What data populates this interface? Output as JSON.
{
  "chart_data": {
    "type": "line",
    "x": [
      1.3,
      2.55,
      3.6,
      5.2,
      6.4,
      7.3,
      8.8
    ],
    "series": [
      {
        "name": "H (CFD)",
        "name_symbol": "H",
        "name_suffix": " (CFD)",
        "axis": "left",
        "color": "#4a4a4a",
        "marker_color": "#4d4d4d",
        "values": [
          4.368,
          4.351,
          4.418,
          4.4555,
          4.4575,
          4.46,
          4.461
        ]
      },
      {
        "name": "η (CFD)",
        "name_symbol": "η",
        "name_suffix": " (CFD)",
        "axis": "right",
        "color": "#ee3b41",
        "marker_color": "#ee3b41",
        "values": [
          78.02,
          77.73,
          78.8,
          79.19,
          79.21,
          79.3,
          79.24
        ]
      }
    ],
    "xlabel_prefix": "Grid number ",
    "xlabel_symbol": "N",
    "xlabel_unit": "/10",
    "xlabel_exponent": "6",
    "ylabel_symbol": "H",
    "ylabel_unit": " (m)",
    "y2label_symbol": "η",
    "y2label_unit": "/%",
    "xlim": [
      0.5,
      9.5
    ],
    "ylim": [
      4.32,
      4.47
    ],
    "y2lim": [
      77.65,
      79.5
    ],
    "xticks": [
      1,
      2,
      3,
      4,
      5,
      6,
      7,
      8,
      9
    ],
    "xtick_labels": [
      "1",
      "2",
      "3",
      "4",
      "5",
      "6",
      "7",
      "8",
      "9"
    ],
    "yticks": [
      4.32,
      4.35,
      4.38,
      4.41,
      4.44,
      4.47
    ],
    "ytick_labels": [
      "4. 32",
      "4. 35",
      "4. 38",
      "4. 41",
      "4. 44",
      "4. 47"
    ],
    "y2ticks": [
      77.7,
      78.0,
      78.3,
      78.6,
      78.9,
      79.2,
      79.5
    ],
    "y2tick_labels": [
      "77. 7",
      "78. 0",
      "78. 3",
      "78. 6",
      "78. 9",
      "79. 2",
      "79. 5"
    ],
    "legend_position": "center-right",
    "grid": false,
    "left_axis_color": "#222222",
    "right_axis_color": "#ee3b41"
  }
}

> What the task asks
Copy out every entry again, exactly as it was given.

> Exercise response
What data populates this interface? Output as JSON.
{
  "chart_data": {
    "type": "line",
    "x": [
      1.3,
      2.55,
      3.6,
      5.2,
      6.4,
      7.3,
      8.8
    ],
    "series": [
      {
        "name": "H (CFD)",
        "name_symbol": "H",
        "name_suffix": " (CFD)",
        "axis": "left",
        "color": "#4a4a4a",
        "marker_color": "#4d4d4d",
        "values": [
          4.368,
          4.351,
          4.418,
          4.4555,
          4.4575,
          4.46,
          4.461
        ]
      },
      {
        "name": "η (CFD)",
        "name_symbol": "η",
        "name_suffix": " (CFD)",
        "axis": "right",
        "color": "#ee3b41",
        "marker_color": "#ee3b41",
        "values": [
          78.02,
          77.73,
          78.8,
          79.19,
          79.21,
          79.3,
          79.24
        ]
      }
    ],
    "xlabel_prefix": "Grid number ",
    "xlabel_symbol": "N",
    "xlabel_unit": "/10",
    "xlabel_exponent": "6",
    "ylabel_symbol": "H",
    "ylabel_unit": " (m)",
    "y2label_symbol": "η",
    "y2label_unit": "/%",
    "xlim": [
      0.5,
      9.5
    ],
    "ylim": [
      4.32,
      4.47
    ],
    "y2lim": [
      77.65,
      79.5
    ],
    "xticks": [
      1,
      2,
      3,
      4,
      5,
      6,
      7,
      8,
      9
    ],
    "xtick_labels": [
      "1",
      "2",
      "3",
      "4",
      "5",
      "6",
      "7",
      "8",
      "9"
    ],
    "yticks": [
      4.32,
      4.35,
      4.38,
      4.41,
      4.44,
      4.47
    ],
    "ytick_labels": [
      "4. 32",
      "4. 35",
      "4. 38",
      "4. 41",
      "4. 44",
      "4. 47"
    ],
    "y2ticks": [
      77.7,
      78.0,
      78.3,
      78.6,
      78.9,
      79.2,
      79.5
    ],
    "y2tick_labels": [
      "77. 7",
      "78. 0",
      "78. 3",
      "78. 6",
      "78. 9",
      "79. 2",
      "79. 5"
    ],
    "legend_position": "center-right",
    "grid": false,
    "left_axis_color": "#222222",
    "right_axis_color": "#ee3b41"
  }
}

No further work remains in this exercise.